| GOAL OF THE EXERCISE |
Work out how many lines in the entries contain the string "icon", and give nothing but that number.

>> start

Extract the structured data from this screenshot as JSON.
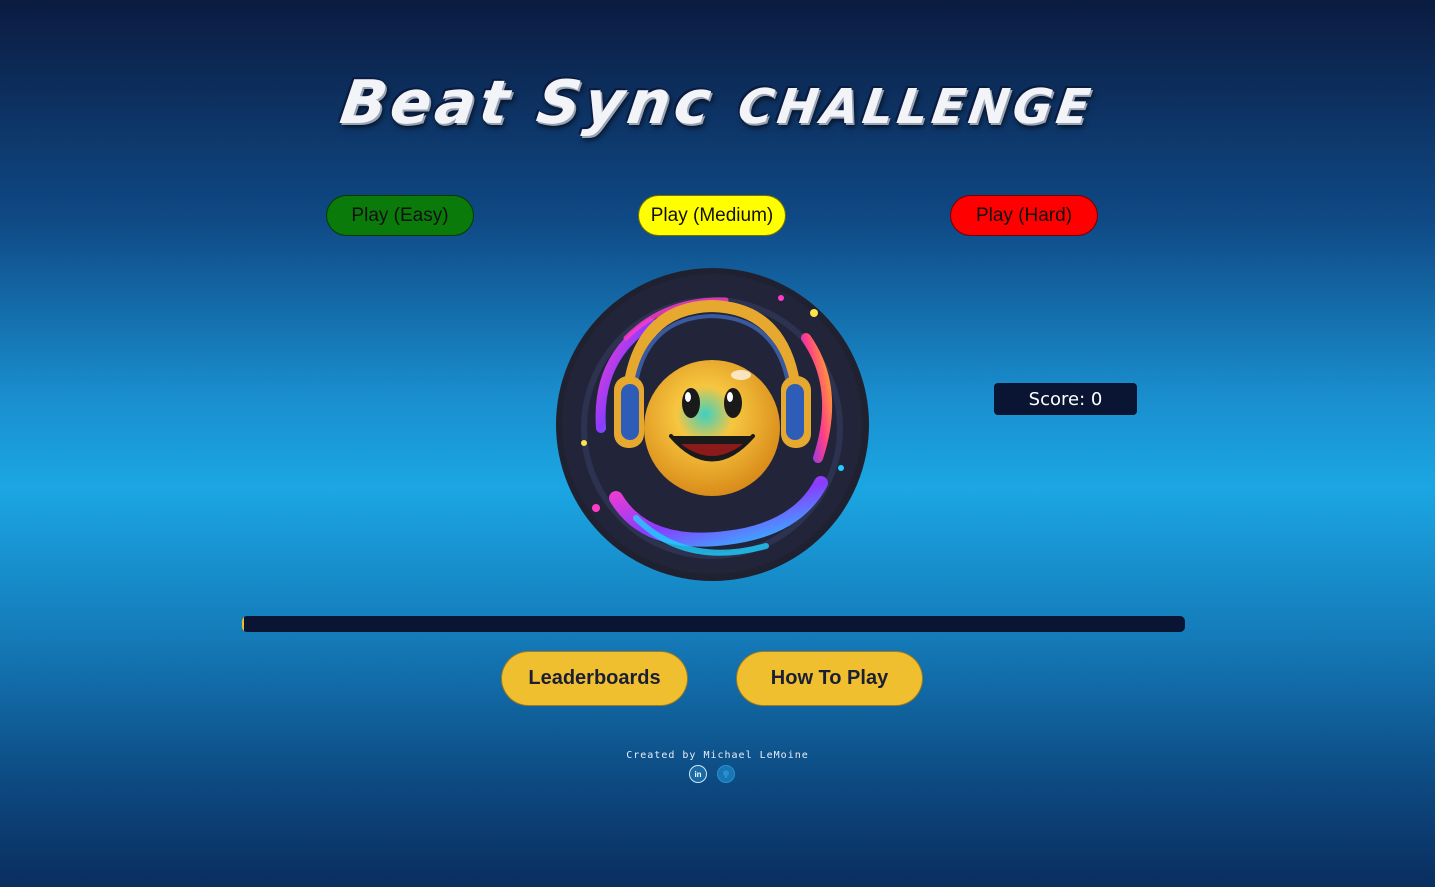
{
  "header": {
    "title_part1": "Beat Sync ",
    "title_part2": "CHALLENGE"
  },
  "difficulty": {
    "easy_label": "Play (Easy)",
    "medium_label": "Play (Medium)",
    "hard_label": "Play (Hard)",
    "easy_color": "#0a7a0a",
    "medium_color": "#ffff00",
    "hard_color": "#ff0000"
  },
  "logo": {
    "icon": "smiley-headphones-icon"
  },
  "score": {
    "label": "Score: 0"
  },
  "progress": {
    "fraction": 0.002
  },
  "menu": {
    "leaderboards_label": "Leaderboards",
    "how_to_play_label": "How To Play"
  },
  "footer": {
    "credit": "Created by Michael LeMoine",
    "linkedin_icon": "linkedin-icon",
    "linkedin_text": "in",
    "github_icon": "github-icon"
  },
  "colors": {
    "accent": "#f0bf2f",
    "dark": "#0a1533"
  }
}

>> end

| RIGHT ANSWER |
3